» Dataset records
## START

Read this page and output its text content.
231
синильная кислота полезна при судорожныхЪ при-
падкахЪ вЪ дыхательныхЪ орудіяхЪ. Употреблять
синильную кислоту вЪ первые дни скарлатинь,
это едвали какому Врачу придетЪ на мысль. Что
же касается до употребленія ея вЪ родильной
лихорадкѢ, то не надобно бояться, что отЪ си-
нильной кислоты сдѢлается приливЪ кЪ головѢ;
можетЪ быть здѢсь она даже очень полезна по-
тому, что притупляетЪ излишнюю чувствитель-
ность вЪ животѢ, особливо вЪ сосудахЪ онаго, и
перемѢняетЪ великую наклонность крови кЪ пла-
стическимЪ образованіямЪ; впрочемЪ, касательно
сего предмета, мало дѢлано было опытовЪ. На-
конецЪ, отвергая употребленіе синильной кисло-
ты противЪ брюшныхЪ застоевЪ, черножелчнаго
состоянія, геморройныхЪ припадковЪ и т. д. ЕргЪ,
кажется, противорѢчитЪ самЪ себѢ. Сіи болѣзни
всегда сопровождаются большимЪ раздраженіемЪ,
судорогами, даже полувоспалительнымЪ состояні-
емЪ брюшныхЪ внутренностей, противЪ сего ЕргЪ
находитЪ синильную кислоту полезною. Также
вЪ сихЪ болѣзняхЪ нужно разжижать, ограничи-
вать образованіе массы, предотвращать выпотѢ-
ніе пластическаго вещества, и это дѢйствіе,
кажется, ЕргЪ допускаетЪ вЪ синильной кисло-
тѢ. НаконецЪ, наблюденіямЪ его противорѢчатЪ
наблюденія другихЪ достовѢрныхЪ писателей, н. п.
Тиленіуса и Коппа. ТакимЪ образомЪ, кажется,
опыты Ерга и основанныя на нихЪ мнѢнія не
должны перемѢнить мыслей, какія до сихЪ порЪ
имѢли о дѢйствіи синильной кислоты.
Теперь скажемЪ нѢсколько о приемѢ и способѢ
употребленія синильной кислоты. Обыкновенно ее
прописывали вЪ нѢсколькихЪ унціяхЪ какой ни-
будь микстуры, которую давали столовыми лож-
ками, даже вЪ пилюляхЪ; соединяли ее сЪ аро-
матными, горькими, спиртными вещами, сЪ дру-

## END

» Stated problem
Write out the material exactly as given.

» Answer below
Read this page and output its text content.
231
синильная кислота полезна при судорожныхЪ при-
падкахЪ вЪ дыхательныхЪ орудіяхЪ. Употреблять
синильную кислоту вЪ первые дни скарлатинь,
это едвали какому Врачу придетЪ на мысль. Что
же касается до употребленія ея вЪ родильной
лихорадкѢ, то не надобно бояться, что отЪ си-
нильной кислоты сдѢлается приливЪ кЪ головѢ;
можетЪ быть здѢсь она даже очень полезна по-
тому, что притупляетЪ излишнюю чувствитель-
ность вЪ животѢ, особливо вЪ сосудахЪ онаго, и
перемѢняетЪ великую наклонность крови кЪ пла-
стическимЪ образованіямЪ; впрочемЪ, касательно
сего предмета, мало дѢлано было опытовЪ. На-
конецЪ, отвергая употребленіе синильной кисло-
ты противЪ брюшныхЪ застоевЪ, черножелчнаго
состоянія, геморройныхЪ припадковЪ и т. д. ЕргЪ,
кажется, противорѢчитЪ самЪ себѢ. Сіи болѣзни
всегда сопровождаются большимЪ раздраженіемЪ,
судорогами, даже полувоспалительнымЪ состояні-
емЪ брюшныхЪ внутренностей, противЪ сего ЕргЪ
находитЪ синильную кислоту полезною. Также
вЪ сихЪ болѣзняхЪ нужно разжижать, ограничи-
вать образованіе массы, предотвращать выпотѢ-
ніе пластическаго вещества, и это дѢйствіе,
кажется, ЕргЪ допускаетЪ вЪ синильной кисло-
тѢ. НаконецЪ, наблюденіямЪ его противорѢчатЪ
наблюденія другихЪ достовѢрныхЪ писателей, н. п.
Тиленіуса и Коппа. ТакимЪ образомЪ, кажется,
опыты Ерга и основанныя на нихЪ мнѢнія не
должны перемѢнить мыслей, какія до сихЪ порЪ
имѢли о дѢйствіи синильной кислоты.
Теперь скажемЪ нѢсколько о приемѢ и способѢ
употребленія синильной кислоты. Обыкновенно ее
прописывали вЪ нѢсколькихЪ унціяхЪ какой ни-
будь микстуры, которую давали столовыми лож-
ками, даже вЪ пилюляхЪ; соединяли ее сЪ аро-
матными, горькими, спиртными вещами, сЪ дру-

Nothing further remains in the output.